━━━ Record list ━━━

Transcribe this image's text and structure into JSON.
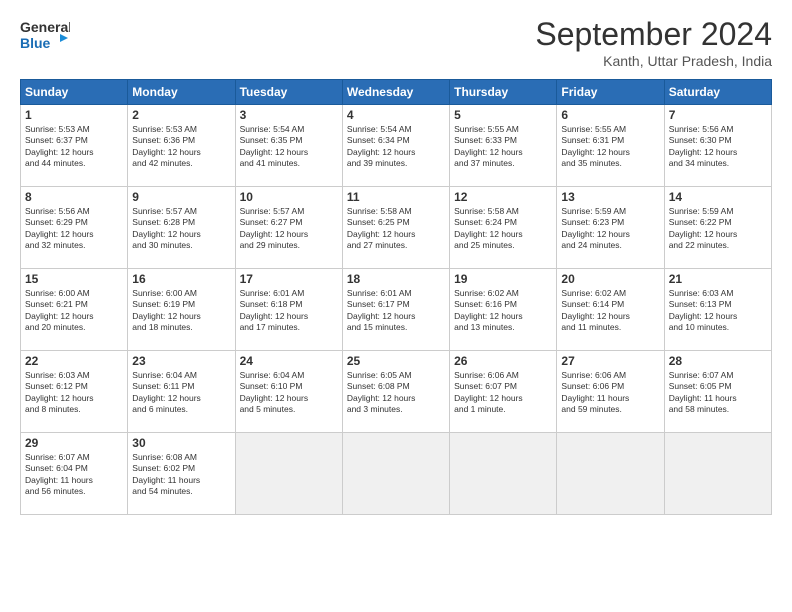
{
  "header": {
    "logo_line1": "General",
    "logo_line2": "Blue",
    "month": "September 2024",
    "location": "Kanth, Uttar Pradesh, India"
  },
  "weekdays": [
    "Sunday",
    "Monday",
    "Tuesday",
    "Wednesday",
    "Thursday",
    "Friday",
    "Saturday"
  ],
  "days": [
    {
      "num": "",
      "info": ""
    },
    {
      "num": "",
      "info": ""
    },
    {
      "num": "",
      "info": ""
    },
    {
      "num": "",
      "info": ""
    },
    {
      "num": "",
      "info": ""
    },
    {
      "num": "",
      "info": ""
    },
    {
      "num": "",
      "info": ""
    },
    {
      "num": "1",
      "info": "Sunrise: 5:53 AM\nSunset: 6:37 PM\nDaylight: 12 hours\nand 44 minutes."
    },
    {
      "num": "2",
      "info": "Sunrise: 5:53 AM\nSunset: 6:36 PM\nDaylight: 12 hours\nand 42 minutes."
    },
    {
      "num": "3",
      "info": "Sunrise: 5:54 AM\nSunset: 6:35 PM\nDaylight: 12 hours\nand 41 minutes."
    },
    {
      "num": "4",
      "info": "Sunrise: 5:54 AM\nSunset: 6:34 PM\nDaylight: 12 hours\nand 39 minutes."
    },
    {
      "num": "5",
      "info": "Sunrise: 5:55 AM\nSunset: 6:33 PM\nDaylight: 12 hours\nand 37 minutes."
    },
    {
      "num": "6",
      "info": "Sunrise: 5:55 AM\nSunset: 6:31 PM\nDaylight: 12 hours\nand 35 minutes."
    },
    {
      "num": "7",
      "info": "Sunrise: 5:56 AM\nSunset: 6:30 PM\nDaylight: 12 hours\nand 34 minutes."
    },
    {
      "num": "8",
      "info": "Sunrise: 5:56 AM\nSunset: 6:29 PM\nDaylight: 12 hours\nand 32 minutes."
    },
    {
      "num": "9",
      "info": "Sunrise: 5:57 AM\nSunset: 6:28 PM\nDaylight: 12 hours\nand 30 minutes."
    },
    {
      "num": "10",
      "info": "Sunrise: 5:57 AM\nSunset: 6:27 PM\nDaylight: 12 hours\nand 29 minutes."
    },
    {
      "num": "11",
      "info": "Sunrise: 5:58 AM\nSunset: 6:25 PM\nDaylight: 12 hours\nand 27 minutes."
    },
    {
      "num": "12",
      "info": "Sunrise: 5:58 AM\nSunset: 6:24 PM\nDaylight: 12 hours\nand 25 minutes."
    },
    {
      "num": "13",
      "info": "Sunrise: 5:59 AM\nSunset: 6:23 PM\nDaylight: 12 hours\nand 24 minutes."
    },
    {
      "num": "14",
      "info": "Sunrise: 5:59 AM\nSunset: 6:22 PM\nDaylight: 12 hours\nand 22 minutes."
    },
    {
      "num": "15",
      "info": "Sunrise: 6:00 AM\nSunset: 6:21 PM\nDaylight: 12 hours\nand 20 minutes."
    },
    {
      "num": "16",
      "info": "Sunrise: 6:00 AM\nSunset: 6:19 PM\nDaylight: 12 hours\nand 18 minutes."
    },
    {
      "num": "17",
      "info": "Sunrise: 6:01 AM\nSunset: 6:18 PM\nDaylight: 12 hours\nand 17 minutes."
    },
    {
      "num": "18",
      "info": "Sunrise: 6:01 AM\nSunset: 6:17 PM\nDaylight: 12 hours\nand 15 minutes."
    },
    {
      "num": "19",
      "info": "Sunrise: 6:02 AM\nSunset: 6:16 PM\nDaylight: 12 hours\nand 13 minutes."
    },
    {
      "num": "20",
      "info": "Sunrise: 6:02 AM\nSunset: 6:14 PM\nDaylight: 12 hours\nand 11 minutes."
    },
    {
      "num": "21",
      "info": "Sunrise: 6:03 AM\nSunset: 6:13 PM\nDaylight: 12 hours\nand 10 minutes."
    },
    {
      "num": "22",
      "info": "Sunrise: 6:03 AM\nSunset: 6:12 PM\nDaylight: 12 hours\nand 8 minutes."
    },
    {
      "num": "23",
      "info": "Sunrise: 6:04 AM\nSunset: 6:11 PM\nDaylight: 12 hours\nand 6 minutes."
    },
    {
      "num": "24",
      "info": "Sunrise: 6:04 AM\nSunset: 6:10 PM\nDaylight: 12 hours\nand 5 minutes."
    },
    {
      "num": "25",
      "info": "Sunrise: 6:05 AM\nSunset: 6:08 PM\nDaylight: 12 hours\nand 3 minutes."
    },
    {
      "num": "26",
      "info": "Sunrise: 6:06 AM\nSunset: 6:07 PM\nDaylight: 12 hours\nand 1 minute."
    },
    {
      "num": "27",
      "info": "Sunrise: 6:06 AM\nSunset: 6:06 PM\nDaylight: 11 hours\nand 59 minutes."
    },
    {
      "num": "28",
      "info": "Sunrise: 6:07 AM\nSunset: 6:05 PM\nDaylight: 11 hours\nand 58 minutes."
    },
    {
      "num": "29",
      "info": "Sunrise: 6:07 AM\nSunset: 6:04 PM\nDaylight: 11 hours\nand 56 minutes."
    },
    {
      "num": "30",
      "info": "Sunrise: 6:08 AM\nSunset: 6:02 PM\nDaylight: 11 hours\nand 54 minutes."
    },
    {
      "num": "",
      "info": ""
    },
    {
      "num": "",
      "info": ""
    },
    {
      "num": "",
      "info": ""
    },
    {
      "num": "",
      "info": ""
    },
    {
      "num": "",
      "info": ""
    }
  ]
}
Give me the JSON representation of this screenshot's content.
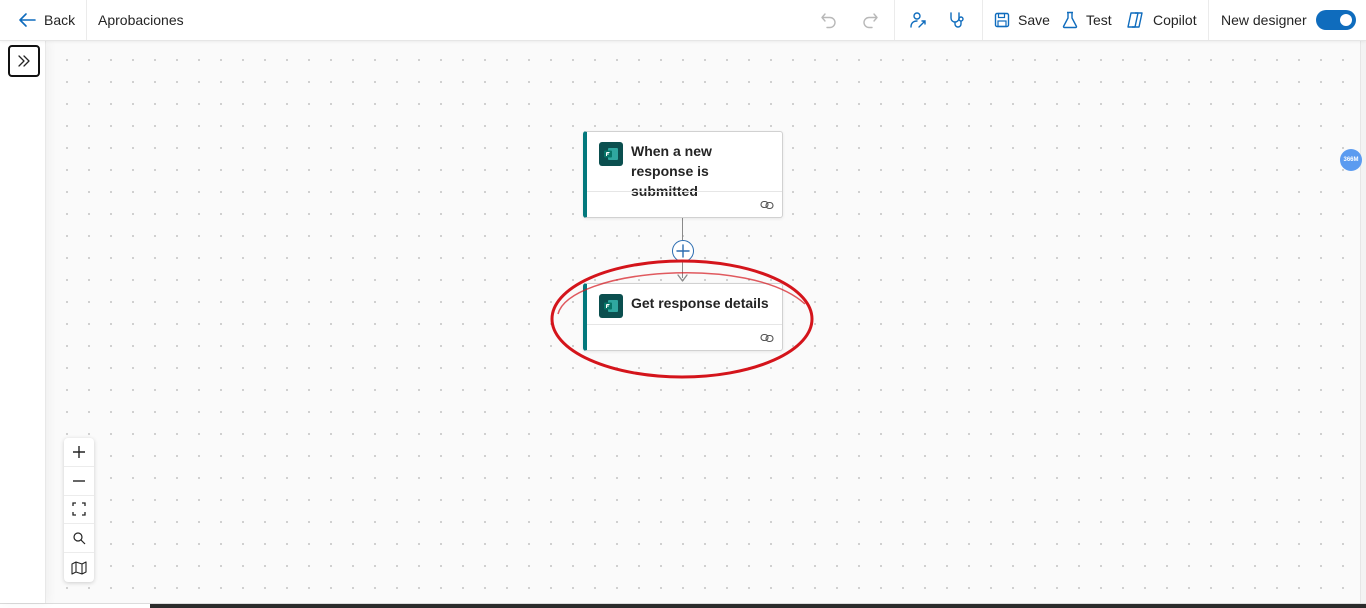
{
  "toolbar": {
    "back_label": "Back",
    "flow_name": "Aprobaciones",
    "save_label": "Save",
    "test_label": "Test",
    "copilot_label": "Copilot",
    "new_designer_label": "New designer",
    "new_designer_enabled": true
  },
  "flow": {
    "trigger": {
      "title": "When a new response is submitted",
      "icon": "forms-icon"
    },
    "action": {
      "title": "Get response details",
      "icon": "forms-icon"
    }
  },
  "zoom_controls": [
    "zoom-in",
    "zoom-out",
    "fit-view",
    "search",
    "minimap"
  ],
  "perf_badge": "366M",
  "colors": {
    "accent": "#0f6cbd",
    "card_border": "#03787c",
    "forms_icon_bg": "#0b4f4f",
    "highlight": "#d4141b"
  }
}
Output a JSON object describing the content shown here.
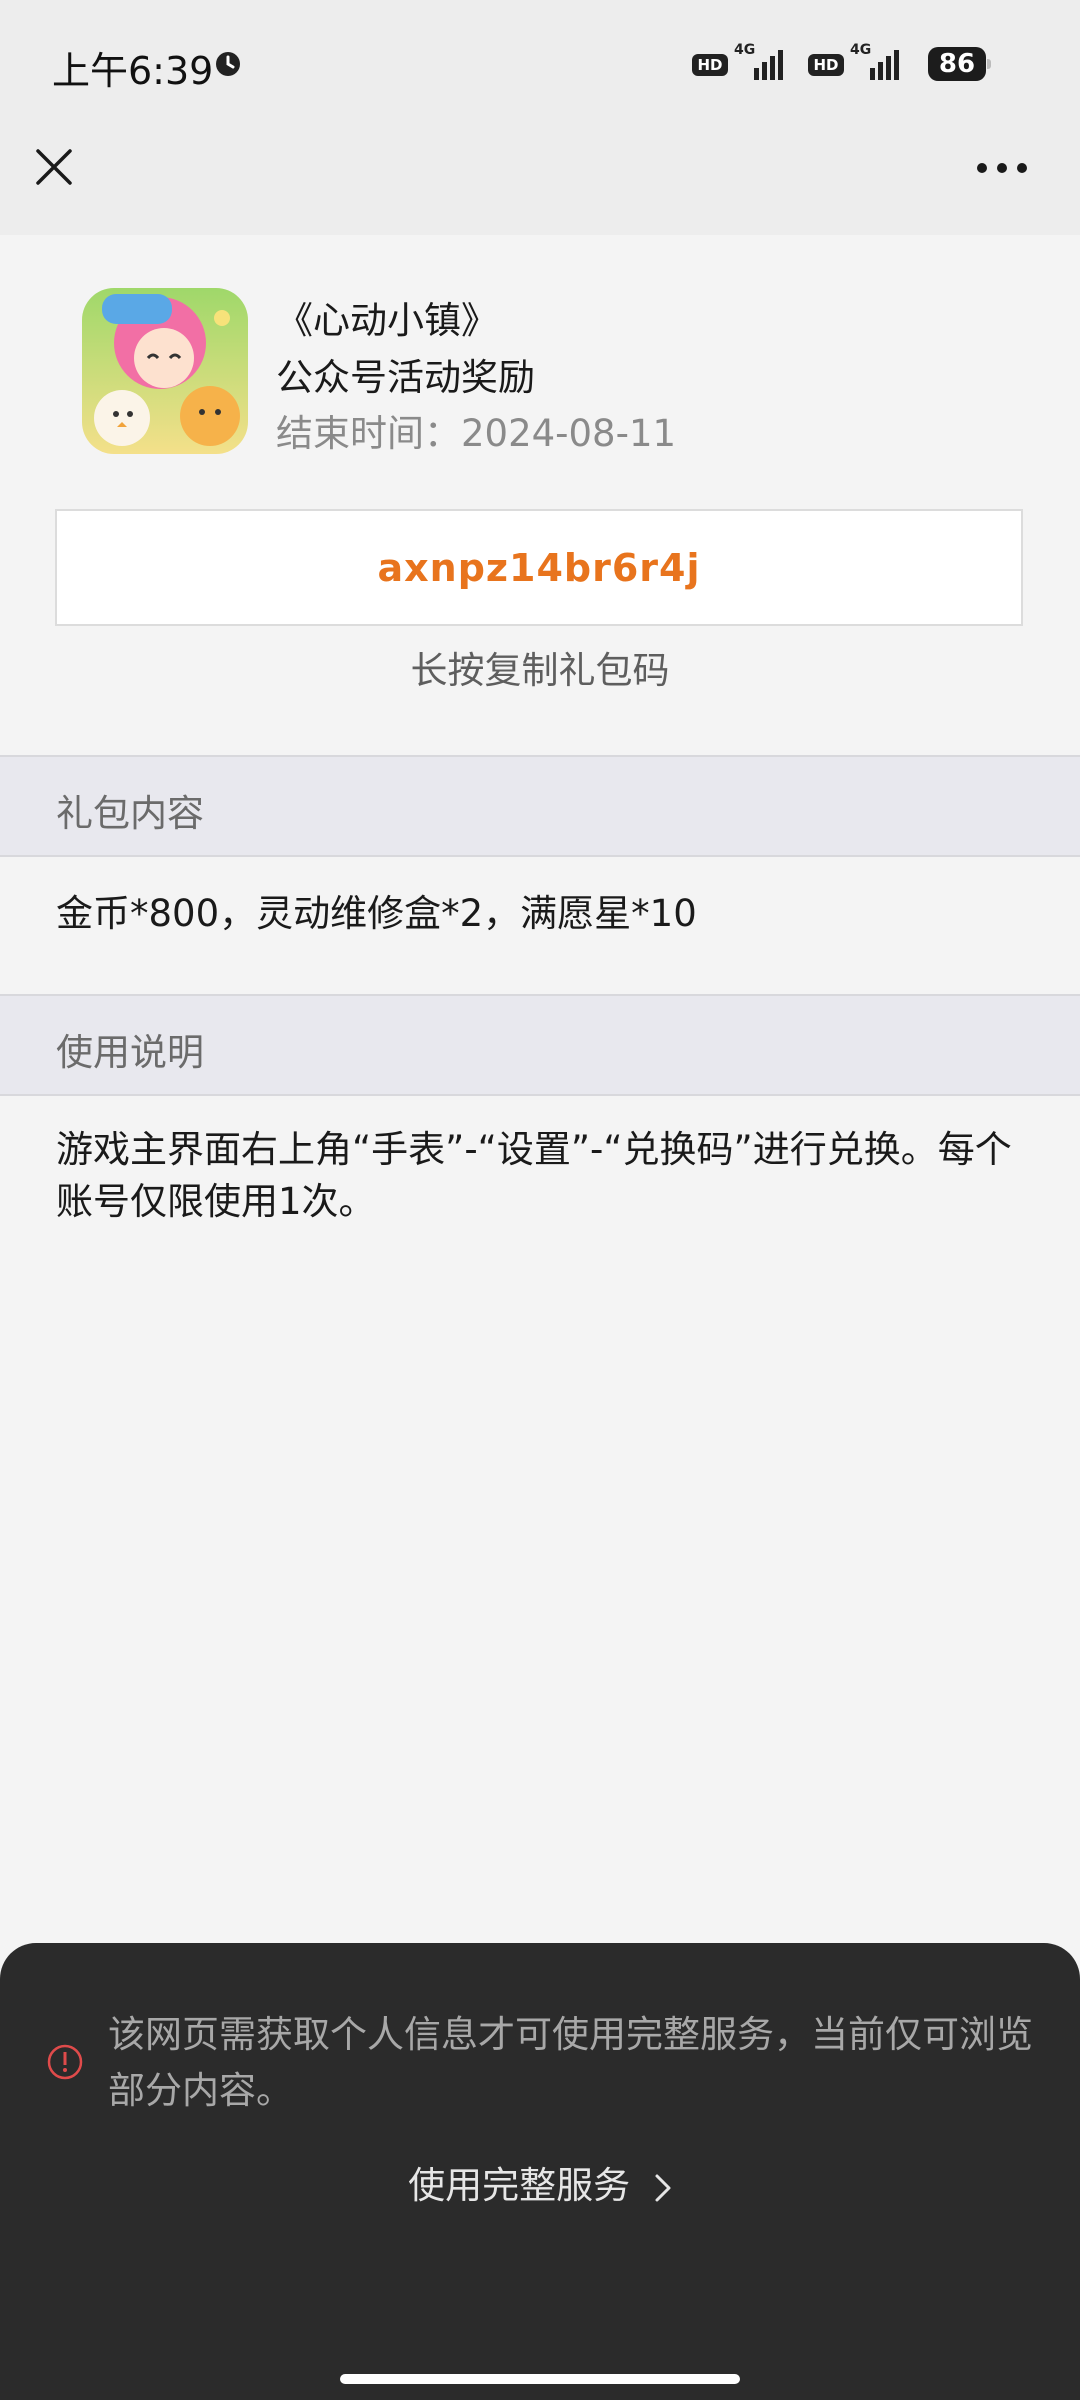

━━━

## Problem
Gather up every line from the listing above in which the word "title" occurs.

## Exercise response
      "title": "When a new response is submitted",
      "title": "Get response details",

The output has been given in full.